Text to read:

- - -

For an export permit to be issued, the Management Authority in the country of origin must:
i. be advised by their national Scientific Authority that ‘such export will not be detrimental to the survival of that species’;16 and
ii. themselves be satisfied that:
(a) ‘the specimen was not obtained in contravention of the laws of that State for the protection of fauna and flora’;
(b) ‘any living specimen will be so prepared and shipped as to minimize the risk of injury, damage to health or cruel treatment’; and
(c) ‘that an import permit has been granted for the specimen’.17
As per (ii)(c), the country of destination must issue a matching import permit before any trade can occur. This permit is issued by the Management Authority in the state of destination; once again following certain assurances from their own Scientific Authority. These assurances are that the Scientific Authority in the destination state must be satisfied that the import will be for purposes that are not detrimental to the survival of the species involved and further that they are satisfied that the proposed recipient of a living specimen is suitably equipped to care for it.18
Once such advice has been given to the Management Authority in the country of destination, then an import permit may be issued by that authority when they are also satisfied that the specimen is not to be used for primarily commercial purposes.19 As Simon Lyster comments, this requirement ‘effectively prohibits international commercial trade . . . and limits legal trade among the Parties to specimens required for scientific and educational purposes and, in limited circumstances, to hunting trophies.’20
These restrictions on Appendix I species are relaxed if the species has been bred in captivity or propagated artificially. Trade in specimens of such species are treated as if they were in Appendix II.21
2.2.2 Trade in Appendix II species
Trade in specimens of Appendix II species is less restricted, and seeks to maintain exports at levels that would not lead to wild populations becoming threatened with extinction. The main responsibility for achieving this is placed upon the exporting nation’s authorities. It is also a far greater burden on the resources of exporting states given the larger number of listed species in this appendix.

- - -

Dataset records:
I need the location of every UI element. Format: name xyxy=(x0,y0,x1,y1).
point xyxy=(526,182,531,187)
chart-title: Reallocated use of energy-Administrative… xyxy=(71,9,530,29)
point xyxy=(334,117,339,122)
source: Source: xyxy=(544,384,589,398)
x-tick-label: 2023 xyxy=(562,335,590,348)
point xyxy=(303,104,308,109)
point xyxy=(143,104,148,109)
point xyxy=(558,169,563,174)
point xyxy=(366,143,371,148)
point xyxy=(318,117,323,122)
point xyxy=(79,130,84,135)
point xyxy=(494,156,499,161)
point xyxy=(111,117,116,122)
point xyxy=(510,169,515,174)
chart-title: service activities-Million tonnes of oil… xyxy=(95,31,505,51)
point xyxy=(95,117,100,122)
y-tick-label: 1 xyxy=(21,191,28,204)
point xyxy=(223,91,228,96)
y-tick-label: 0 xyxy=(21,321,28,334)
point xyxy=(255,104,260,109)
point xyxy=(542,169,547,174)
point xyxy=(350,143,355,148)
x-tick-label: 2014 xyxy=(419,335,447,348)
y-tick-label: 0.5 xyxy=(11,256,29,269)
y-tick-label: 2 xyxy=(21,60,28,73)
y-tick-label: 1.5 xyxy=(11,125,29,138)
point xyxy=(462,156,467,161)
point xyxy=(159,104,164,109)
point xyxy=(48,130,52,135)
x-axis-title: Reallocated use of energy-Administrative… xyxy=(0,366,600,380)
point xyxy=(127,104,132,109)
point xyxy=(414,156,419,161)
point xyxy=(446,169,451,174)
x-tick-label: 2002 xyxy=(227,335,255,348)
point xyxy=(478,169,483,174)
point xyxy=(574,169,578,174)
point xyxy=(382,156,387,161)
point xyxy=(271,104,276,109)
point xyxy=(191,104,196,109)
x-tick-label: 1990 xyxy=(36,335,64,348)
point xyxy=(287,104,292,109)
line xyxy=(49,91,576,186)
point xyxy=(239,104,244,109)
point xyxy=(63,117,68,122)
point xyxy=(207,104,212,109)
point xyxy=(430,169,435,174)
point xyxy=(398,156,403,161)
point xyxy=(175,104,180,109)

- - -

Stated task: Carry on the passage about export and import permits for species listed in Appendix I and Appendix II, starting after its last sentence.

Answer to the exercise:
For such an export, one permit is required from the Management Authority of the country of origin. The permit must be demanded and presented upon arrival in the importing state. CITES Article IV(2) provides that these export permits may only be issued by the Management Authority when the Scientific Authority confirms that the trade is non-detrimental to the survival of the species. In addition, the Management Authority must be satisfied that the specimen was legally acquired, and that it will be shipped so as to minimise the risk of cruelty, injury or damage to its health.22 Again, and reflecting the leeway afforded to specimens produced via captive breeding or artificial propagation programs, these do not require a permit.23 Instead the Management Authority issues a certificate verifying their origins as such.24
2.2.3 Trade in Appendix III species
CITES supports a state’s decision to list a species under this appendix by stipulating that any international trade originating from that party must be accompanied by an export permit issued by their Management Authority.25 Significantly, these provisions of the treaty do not require a ‘non-detriment finding’ on the part of a Scientific Authority.26 For specimens derived from the same species but captured or taken in another state, only a certificate of origin is required.27 These rules bolster the conservation choices of member states whilst not inhibiting trade in specimens of the same species resident in other contracting state parties.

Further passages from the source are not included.